** PAGE EXTRACT follows **
Cali Baby: A series of observations from a recovering New Yorker
I’ve seen fire and I’ve seen rain…
I moved to San Francisco in July, which is what I’m told is the equivalent of moving to Minnesota in January. July was cold. Making new friends was tough when it was 55 and foggy and the wind was ripping down Chestnut Street at 15 miles an hour (yes, like every other recent transplant, I live in the Marina.) After needing a post-drinks hot shower any time I went out with a potential new friend, I started bringing a backpack full of jackets and scarves everywhere I went and ordering hot tea instead of a cocktail.
New York has made me strong in so many ways: I’ve dealt with rats, roaches, blizzards, hurricanes, and physically fought my way onto the 4 train at rush hour, but I’ve got nothing on Marina Girls. They do not fear the cold or wind. They will sit on an unheated patio in 50-degree weather wearing a sleeveless top, ripped jeans, and drinking a frozen margarita. The wind may literally blow away their kale salad at which point they may lightly rest a vegan leather jacket across their bare shoulders.
I was reassured over and over that August would be better. And then the fires came.
Bay Area locals will never understand the fear a normal person experiences during their first fire season. Why no, I did not feel comfortable about the fact that an uncontained wildfire was less than fifty miles from where I was currently anxiety scrolling.
I took to glancing at the smoke-filled sky during zoom meetings, waiting for the moment that the flames would materialize. At one point on FaceTime, my observant grandmother asked why I couldn’t stop looking out the window. At night I would lay awake, staring at the ceiling and wondering if I should pack for an evacuation. If you’re from California and reading this, judge away. I don’t care.
At the same time, my partner was cooking and serving lunches up at a ranch in Sonoma County. When the fires were less than 20 miles away, they contacted guests to reschedule and were met with incredulity. “Reschedule? Why?” At one point, approaching clouds turned black, it was announced that Sonoma was evacuating and diners were invited to take their desserts to-go. Not one table left.
July, August, September and October had led me to believe that Californians fear nothing. Not cold, not wind, not fog, not even the flames of hell.
And then the rains came.
Friends who had rolled their eyes when I expressed concern over hiking close to a massive wildfire suddenly canceled plans, citing a 30% chance of rain. The moment a small drizzle began, the streets would empty faster than a case of White Claw at Crissy Field. People forced to leave their dry homes in order to walk their Covid puppies had the same huddled, miserable expression that I equate with waiting for a bus in a blizzard.
Thus, I have drawn the conclusion: Californians fear the rain. Perhaps they even melt like the Wicked Witch of the West. In the meantime, I’ll continue to fear death by fire like a normal mammal, and bask in the peace of an empty Safeway the moment clouds appear on the horizon.
** End of PAGE EXTRACT **
** DATASET RECORDS follows **
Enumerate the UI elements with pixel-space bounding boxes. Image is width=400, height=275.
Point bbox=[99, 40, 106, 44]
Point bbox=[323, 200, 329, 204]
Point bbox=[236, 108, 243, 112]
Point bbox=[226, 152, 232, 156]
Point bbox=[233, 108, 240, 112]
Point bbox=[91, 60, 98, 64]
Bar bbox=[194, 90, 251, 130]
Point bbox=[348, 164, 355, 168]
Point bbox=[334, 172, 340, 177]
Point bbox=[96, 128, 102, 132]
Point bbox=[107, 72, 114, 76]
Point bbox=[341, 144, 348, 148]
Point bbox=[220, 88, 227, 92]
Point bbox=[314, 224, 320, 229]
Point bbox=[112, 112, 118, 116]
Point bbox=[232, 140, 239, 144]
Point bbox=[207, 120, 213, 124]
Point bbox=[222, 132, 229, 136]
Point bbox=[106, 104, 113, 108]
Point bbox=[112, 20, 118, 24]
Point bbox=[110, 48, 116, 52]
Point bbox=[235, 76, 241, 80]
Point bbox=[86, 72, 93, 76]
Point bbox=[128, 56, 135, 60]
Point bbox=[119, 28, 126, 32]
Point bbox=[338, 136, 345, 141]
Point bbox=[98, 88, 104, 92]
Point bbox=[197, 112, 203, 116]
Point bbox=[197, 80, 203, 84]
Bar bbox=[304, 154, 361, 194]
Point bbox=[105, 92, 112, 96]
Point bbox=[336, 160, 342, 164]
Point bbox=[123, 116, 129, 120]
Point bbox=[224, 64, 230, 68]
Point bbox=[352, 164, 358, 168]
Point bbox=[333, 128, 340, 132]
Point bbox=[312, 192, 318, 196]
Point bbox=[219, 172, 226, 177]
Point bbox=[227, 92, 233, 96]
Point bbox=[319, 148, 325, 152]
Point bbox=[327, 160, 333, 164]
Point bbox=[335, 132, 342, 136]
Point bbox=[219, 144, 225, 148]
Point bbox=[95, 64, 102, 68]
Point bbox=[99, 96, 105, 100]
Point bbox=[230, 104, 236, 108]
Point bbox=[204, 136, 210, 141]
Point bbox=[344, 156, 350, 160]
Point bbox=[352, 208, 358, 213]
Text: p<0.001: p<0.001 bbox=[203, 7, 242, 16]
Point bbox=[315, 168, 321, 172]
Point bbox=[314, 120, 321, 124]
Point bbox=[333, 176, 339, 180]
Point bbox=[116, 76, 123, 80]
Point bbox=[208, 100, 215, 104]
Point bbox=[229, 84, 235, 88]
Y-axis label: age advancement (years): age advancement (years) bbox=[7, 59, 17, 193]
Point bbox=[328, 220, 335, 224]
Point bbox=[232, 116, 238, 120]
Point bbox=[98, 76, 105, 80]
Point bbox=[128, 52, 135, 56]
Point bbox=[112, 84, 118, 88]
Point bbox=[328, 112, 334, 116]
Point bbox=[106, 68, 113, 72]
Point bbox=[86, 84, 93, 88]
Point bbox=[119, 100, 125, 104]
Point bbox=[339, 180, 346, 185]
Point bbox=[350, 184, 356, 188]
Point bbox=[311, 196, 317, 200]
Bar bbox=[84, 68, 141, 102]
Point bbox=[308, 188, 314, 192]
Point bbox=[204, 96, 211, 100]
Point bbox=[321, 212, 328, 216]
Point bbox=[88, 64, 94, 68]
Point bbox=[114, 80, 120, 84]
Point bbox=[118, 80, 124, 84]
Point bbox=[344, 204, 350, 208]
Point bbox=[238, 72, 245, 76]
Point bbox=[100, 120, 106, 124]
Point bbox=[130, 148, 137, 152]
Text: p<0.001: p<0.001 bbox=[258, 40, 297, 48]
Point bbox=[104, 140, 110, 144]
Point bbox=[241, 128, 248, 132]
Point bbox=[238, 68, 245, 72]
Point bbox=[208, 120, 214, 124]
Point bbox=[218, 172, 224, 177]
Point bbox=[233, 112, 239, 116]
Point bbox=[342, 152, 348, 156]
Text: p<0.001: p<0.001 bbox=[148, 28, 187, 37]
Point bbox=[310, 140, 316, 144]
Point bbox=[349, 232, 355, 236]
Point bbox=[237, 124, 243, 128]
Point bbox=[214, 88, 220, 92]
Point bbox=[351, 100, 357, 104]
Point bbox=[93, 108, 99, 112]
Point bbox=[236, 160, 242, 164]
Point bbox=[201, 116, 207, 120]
** End of DATASET RECORDS **
• **WHAT YOU SHOULD DO**: In the essay on moving from New York to San Francisco, what were diners at the Sonoma County ranch invited to do when a Sonoma evacuation was announced?

• **RESPONSE TO THIS TASK**: They were invited to take their desserts to-go.